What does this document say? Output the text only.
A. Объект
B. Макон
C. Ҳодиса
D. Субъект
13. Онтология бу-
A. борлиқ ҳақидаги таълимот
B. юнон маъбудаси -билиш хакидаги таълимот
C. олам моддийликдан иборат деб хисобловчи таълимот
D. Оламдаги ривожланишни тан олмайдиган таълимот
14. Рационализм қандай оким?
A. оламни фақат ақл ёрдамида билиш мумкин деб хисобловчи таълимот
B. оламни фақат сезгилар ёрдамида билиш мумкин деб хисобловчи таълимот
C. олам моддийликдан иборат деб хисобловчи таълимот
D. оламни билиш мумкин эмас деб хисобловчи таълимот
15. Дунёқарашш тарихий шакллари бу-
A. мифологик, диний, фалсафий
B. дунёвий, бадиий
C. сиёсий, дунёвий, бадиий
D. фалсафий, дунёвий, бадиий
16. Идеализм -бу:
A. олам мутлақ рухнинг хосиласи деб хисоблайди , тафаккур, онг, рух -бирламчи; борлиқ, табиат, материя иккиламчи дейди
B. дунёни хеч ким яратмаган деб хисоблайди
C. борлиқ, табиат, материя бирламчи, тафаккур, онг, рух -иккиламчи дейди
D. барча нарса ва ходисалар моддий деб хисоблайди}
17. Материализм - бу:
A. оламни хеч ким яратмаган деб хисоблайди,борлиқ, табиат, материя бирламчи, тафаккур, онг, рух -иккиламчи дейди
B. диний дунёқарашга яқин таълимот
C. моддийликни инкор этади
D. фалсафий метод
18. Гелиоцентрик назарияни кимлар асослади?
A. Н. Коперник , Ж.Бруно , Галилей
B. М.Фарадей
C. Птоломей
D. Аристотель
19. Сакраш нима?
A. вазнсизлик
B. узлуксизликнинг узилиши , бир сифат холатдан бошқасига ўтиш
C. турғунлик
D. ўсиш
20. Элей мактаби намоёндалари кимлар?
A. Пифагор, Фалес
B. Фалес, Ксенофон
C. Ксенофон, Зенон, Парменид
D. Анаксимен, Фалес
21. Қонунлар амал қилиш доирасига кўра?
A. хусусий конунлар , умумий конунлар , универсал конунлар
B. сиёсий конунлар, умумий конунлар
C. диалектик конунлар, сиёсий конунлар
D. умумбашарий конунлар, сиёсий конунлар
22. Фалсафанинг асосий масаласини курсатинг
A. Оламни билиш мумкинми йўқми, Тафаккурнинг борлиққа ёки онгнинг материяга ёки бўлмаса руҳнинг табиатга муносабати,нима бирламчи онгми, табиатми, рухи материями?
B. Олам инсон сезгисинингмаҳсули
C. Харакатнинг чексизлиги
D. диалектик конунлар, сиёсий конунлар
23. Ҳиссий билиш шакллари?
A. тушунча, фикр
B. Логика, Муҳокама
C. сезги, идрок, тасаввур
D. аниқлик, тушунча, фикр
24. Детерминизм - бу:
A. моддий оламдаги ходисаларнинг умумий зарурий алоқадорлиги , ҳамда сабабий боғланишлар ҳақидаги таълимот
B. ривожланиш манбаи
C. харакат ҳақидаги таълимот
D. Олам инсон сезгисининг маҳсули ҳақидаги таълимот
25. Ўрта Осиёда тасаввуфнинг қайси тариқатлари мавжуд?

* [Short problem]
Would you reproduce all the entries exactly?

* [Correct response]
What does this document say? Output the text only.
A. Объект
B. Макон
C. Ҳодиса
D. Субъект
13. Онтология бу-
A. борлиқ ҳақидаги таълимот
B. юнон маъбудаси -билиш хакидаги таълимот
C. олам моддийликдан иборат деб хисобловчи таълимот
D. Оламдаги ривожланишни тан олмайдиган таълимот
14. Рационализм қандай оким?
A. оламни фақат ақл ёрдамида билиш мумкин деб хисобловчи таълимот
B. оламни фақат сезгилар ёрдамида билиш мумкин деб хисобловчи таълимот
C. олам моддийликдан иборат деб хисобловчи таълимот
D. оламни билиш мумкин эмас деб хисобловчи таълимот
15. Дунёқарашш тарихий шакллари бу-
A. мифологик, диний, фалсафий
B. дунёвий, бадиий
C. сиёсий, дунёвий, бадиий
D. фалсафий, дунёвий, бадиий
16. Идеализм -бу:
A. олам мутлақ рухнинг хосиласи деб хисоблайди , тафаккур, онг, рух -бирламчи; борлиқ, табиат, материя иккиламчи дейди
B. дунёни хеч ким яратмаган деб хисоблайди
C. борлиқ, табиат, материя бирламчи, тафаккур, онг, рух -иккиламчи дейди
D. барча нарса ва ходисалар моддий деб хисоблайди}
17. Материализм - бу:
A. оламни хеч ким яратмаган деб хисоблайди,борлиқ, табиат, материя бирламчи, тафаккур, онг, рух -иккиламчи дейди
B. диний дунёқарашга яқин таълимот
C. моддийликни инкор этади
D. фалсафий метод
18. Гелиоцентрик назарияни кимлар асослади?
A. Н. Коперник , Ж.Бруно , Галилей
B. М.Фарадей
C. Птоломей
D. Аристотель
19. Сакраш нима?
A. вазнсизлик
B. узлуксизликнинг узилиши , бир сифат холатдан бошқасига ўтиш
C. турғунлик
D. ўсиш
20. Элей мактаби намоёндалари кимлар?
A. Пифагор, Фалес
B. Фалес, Ксенофон
C. Ксенофон, Зенон, Парменид
D. Анаксимен, Фалес
21. Қонунлар амал қилиш доирасига кўра?
A. хусусий конунлар , умумий конунлар , универсал конунлар
B. сиёсий конунлар, умумий конунлар
C. диалектик конунлар, сиёсий конунлар
D. умумбашарий конунлар, сиёсий конунлар
22. Фалсафанинг асосий масаласини курсатинг
A. Оламни билиш мумкинми йўқми, Тафаккурнинг борлиққа ёки онгнинг материяга ёки бўлмаса руҳнинг табиатга муносабати,нима бирламчи онгми, табиатми, рухи материями?
B. Олам инсон сезгисинингмаҳсули
C. Харакатнинг чексизлиги
D. диалектик конунлар, сиёсий конунлар
23. Ҳиссий билиш шакллари?
A. тушунча, фикр
B. Логика, Муҳокама
C. сезги, идрок, тасаввур
D. аниқлик, тушунча, фикр
24. Детерминизм - бу:
A. моддий оламдаги ходисаларнинг умумий зарурий алоқадорлиги , ҳамда сабабий боғланишлар ҳақидаги таълимот
B. ривожланиш манбаи
C. харакат ҳақидаги таълимот
D. Олам инсон сезгисининг маҳсули ҳақидаги таълимот
25. Ўрта Осиёда тасаввуфнинг қайси тариқатлари мавжуд?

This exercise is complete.